(YANG PERLU DIKERJAKAN):
A - Bisakah Anda meringkas bagian dokumen di bawah dalam dua kalimat?
B - Cetak ulang bagian dokumen di bawah, dimulai dengan "Wilayah Indonesia terletak" dan terus sampai "yang cukup ekstrim.".

(BAGIAN DOKUMEN):
===

Wilayah Indonesia terletak di daerah iklim tropis dengan dua musim yaitu panas atau kemarau dan hujan dengan ciri-ciri adanya perubahan cuaca, suhu dan arah angin yang cukup ekstrim.

Kondisi iklim seperti ini digabungkan dengan  topografi permukaan dan batuan yang relatif beragam, baik secara fisik maupun kimiawi, menghasilkan kondisi tanah yang subur.

Namun kondisi itu juga dapat menimbulkan beberapa akibat buruk seperti terjadinya bencana hidrometeorologi berupa banjir, tanah longsor, kebakaran hutan, dan kekeringan.

Seiring dengan berjalannya waktu dan meningkatnya aktivitas manusia, kerusakan lingkungan hidup terus cenderung semakin parah dan memicu meningkatnya jumlah kejadian dan intensitas bencana hidrometeorologi  yang terjadi secara silih berganti di banyak daerah di Indonesia.

Data Badan Nasional Penanganan Bencana (BNPB) mencatat ada 323 kabupaten/kota yang berpotensi tinggi atau rawan bencana alam.

===

(DATA UNTUK DIPERIKSA):
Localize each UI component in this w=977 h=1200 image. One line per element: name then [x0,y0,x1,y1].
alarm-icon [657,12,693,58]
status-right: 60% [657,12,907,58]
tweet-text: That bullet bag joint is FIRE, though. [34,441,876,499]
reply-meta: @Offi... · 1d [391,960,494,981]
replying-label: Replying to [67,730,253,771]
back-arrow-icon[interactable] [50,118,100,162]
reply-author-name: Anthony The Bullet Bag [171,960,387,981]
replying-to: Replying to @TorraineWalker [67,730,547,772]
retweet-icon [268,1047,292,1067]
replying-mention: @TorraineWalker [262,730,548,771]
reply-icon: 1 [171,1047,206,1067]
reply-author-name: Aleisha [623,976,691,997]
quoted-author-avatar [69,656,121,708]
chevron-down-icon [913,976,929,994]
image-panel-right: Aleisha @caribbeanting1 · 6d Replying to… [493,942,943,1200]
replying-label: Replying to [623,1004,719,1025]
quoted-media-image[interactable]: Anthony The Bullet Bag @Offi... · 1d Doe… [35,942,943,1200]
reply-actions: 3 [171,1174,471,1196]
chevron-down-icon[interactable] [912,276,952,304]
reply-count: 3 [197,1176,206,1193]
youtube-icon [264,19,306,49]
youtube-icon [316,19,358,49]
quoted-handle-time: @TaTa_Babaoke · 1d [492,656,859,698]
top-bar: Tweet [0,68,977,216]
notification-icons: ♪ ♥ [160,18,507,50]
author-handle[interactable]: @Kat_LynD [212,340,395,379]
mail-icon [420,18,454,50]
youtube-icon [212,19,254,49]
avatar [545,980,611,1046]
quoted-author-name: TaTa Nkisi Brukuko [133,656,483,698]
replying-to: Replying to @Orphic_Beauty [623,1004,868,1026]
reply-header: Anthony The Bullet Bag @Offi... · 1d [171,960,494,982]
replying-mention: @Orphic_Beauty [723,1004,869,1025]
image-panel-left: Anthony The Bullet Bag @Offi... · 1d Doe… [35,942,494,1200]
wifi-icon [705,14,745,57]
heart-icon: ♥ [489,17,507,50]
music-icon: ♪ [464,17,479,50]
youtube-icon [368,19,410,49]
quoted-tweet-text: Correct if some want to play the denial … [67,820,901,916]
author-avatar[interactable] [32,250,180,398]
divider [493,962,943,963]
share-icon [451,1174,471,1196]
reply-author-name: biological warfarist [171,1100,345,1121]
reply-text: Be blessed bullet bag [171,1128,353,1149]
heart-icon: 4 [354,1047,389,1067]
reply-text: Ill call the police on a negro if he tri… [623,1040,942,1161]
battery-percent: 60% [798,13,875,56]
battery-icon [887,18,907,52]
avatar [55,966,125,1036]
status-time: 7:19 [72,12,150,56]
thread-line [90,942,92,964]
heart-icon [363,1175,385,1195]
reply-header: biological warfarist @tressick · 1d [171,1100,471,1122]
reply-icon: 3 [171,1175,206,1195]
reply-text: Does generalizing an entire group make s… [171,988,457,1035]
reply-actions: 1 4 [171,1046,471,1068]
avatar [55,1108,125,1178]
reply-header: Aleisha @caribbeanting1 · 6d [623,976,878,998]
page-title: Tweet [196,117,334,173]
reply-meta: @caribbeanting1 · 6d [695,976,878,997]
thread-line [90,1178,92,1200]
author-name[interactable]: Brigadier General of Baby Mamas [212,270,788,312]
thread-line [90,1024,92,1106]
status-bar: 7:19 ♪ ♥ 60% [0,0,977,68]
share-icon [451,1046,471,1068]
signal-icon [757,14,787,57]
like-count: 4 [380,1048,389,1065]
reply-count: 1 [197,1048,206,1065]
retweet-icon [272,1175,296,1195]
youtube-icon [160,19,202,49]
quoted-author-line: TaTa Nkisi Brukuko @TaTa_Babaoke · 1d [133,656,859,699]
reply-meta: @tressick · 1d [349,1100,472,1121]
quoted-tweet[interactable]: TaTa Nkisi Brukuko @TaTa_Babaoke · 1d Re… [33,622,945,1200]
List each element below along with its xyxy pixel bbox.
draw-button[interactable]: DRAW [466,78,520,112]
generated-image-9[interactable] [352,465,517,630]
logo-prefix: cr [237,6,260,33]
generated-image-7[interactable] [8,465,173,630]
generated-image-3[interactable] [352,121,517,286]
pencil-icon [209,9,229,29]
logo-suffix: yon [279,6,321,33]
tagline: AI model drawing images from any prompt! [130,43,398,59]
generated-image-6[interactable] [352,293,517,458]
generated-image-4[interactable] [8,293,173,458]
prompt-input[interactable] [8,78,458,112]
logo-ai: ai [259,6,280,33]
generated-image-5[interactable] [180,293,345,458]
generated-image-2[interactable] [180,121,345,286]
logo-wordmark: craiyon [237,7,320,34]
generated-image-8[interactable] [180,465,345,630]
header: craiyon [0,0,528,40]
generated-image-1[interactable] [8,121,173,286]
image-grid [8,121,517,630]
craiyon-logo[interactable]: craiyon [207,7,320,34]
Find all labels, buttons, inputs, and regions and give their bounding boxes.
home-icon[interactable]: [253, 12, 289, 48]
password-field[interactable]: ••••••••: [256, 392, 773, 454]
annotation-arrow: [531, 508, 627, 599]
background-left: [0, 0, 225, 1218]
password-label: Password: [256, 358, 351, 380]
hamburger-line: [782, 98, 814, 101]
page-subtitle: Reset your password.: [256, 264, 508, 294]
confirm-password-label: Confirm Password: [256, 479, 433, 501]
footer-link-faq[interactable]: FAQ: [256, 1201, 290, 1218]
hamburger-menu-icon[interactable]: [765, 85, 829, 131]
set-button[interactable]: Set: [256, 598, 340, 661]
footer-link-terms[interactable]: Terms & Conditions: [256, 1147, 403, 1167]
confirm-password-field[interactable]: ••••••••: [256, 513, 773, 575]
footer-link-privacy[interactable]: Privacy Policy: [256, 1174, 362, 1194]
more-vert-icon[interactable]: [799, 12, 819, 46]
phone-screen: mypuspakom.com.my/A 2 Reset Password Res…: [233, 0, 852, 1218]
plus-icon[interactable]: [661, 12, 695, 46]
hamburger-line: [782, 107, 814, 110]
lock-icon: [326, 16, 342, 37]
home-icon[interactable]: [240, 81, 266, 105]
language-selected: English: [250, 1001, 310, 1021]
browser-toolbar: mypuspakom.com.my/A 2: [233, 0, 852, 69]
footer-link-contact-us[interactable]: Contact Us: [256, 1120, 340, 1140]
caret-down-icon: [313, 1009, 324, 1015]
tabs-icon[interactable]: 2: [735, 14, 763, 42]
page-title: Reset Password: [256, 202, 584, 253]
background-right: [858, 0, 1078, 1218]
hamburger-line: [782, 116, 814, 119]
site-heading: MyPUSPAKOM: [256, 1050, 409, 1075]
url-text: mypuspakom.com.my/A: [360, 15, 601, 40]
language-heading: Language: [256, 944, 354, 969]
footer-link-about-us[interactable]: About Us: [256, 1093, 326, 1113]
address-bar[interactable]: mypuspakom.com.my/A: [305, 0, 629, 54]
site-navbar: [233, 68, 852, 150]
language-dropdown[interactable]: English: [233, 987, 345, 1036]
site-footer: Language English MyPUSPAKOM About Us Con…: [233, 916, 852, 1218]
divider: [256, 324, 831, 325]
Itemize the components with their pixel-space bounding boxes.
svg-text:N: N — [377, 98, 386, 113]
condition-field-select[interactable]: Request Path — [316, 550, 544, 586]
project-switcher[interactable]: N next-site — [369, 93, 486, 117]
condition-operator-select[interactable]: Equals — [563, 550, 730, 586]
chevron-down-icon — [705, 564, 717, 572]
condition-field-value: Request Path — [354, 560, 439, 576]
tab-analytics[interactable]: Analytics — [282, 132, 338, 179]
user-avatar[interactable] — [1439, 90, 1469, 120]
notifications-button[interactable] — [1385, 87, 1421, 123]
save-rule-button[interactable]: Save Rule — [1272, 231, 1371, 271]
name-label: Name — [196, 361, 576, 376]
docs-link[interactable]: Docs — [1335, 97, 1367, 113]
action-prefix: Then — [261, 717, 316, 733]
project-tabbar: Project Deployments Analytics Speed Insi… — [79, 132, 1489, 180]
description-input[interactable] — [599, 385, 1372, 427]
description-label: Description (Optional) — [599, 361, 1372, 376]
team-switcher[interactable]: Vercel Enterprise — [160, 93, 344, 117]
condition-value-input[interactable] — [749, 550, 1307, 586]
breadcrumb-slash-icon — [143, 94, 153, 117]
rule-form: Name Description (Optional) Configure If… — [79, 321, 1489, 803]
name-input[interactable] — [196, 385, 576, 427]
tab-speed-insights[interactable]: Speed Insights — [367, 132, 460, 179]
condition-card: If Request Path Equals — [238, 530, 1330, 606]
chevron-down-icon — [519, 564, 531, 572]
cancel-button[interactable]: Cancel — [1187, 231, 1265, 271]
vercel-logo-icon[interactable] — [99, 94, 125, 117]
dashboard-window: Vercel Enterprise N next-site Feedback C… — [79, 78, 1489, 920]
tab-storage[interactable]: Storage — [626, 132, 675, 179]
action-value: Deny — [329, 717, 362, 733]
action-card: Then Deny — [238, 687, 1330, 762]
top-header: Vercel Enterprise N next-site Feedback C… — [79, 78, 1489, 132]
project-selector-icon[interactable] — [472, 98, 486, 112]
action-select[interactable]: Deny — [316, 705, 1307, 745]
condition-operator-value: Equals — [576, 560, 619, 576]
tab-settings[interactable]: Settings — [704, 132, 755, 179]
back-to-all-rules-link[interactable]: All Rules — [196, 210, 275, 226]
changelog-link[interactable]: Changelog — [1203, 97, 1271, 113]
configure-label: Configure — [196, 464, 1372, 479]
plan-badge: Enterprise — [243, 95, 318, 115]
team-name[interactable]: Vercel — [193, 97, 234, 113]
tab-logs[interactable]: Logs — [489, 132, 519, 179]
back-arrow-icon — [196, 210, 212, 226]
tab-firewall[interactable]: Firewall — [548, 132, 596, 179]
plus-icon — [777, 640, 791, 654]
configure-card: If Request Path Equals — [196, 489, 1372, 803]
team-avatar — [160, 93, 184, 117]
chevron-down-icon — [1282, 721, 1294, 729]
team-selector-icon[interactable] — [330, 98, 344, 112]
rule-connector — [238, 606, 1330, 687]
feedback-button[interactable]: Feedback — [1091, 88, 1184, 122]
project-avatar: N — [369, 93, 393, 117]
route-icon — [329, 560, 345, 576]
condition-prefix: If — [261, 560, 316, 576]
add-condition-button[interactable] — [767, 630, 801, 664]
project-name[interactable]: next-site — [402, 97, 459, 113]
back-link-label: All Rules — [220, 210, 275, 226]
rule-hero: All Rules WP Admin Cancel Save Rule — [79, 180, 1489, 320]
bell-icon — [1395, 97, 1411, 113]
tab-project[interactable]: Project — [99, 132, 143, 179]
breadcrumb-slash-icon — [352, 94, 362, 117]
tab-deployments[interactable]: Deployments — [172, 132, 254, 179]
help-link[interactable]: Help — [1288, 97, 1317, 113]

===

(KUNCI JAWABAN):
A - Indonesia beriklim tropis dengan musim kemarau dan hujan serta perubahan cuaca, suhu, dan arah angin yang cukup ekstrim, dan bersama topografi serta batuan yang beragam, iklim ini menghasilkan tanah yang subur tetapi juga dapat menimbulkan bencana hidrometeorologi seperti banjir, tanah longsor, kebakaran hutan, dan kekeringan. Kerusakan lingkungan yang makin parah seiring meningkatnya aktivitas manusia memicu bertambahnya jumlah kejadian dan intensitas bencana tersebut, dan BNPB mencatat 323 kabupaten/kota berpotensi tinggi atau rawan bencana alam.

B -
Wilayah Indonesia terletak di daerah iklim tropis dengan dua musim yaitu panas atau kemarau dan hujan dengan ciri-ciri adanya perubahan cuaca, suhu dan arah angin yang cukup ekstrim.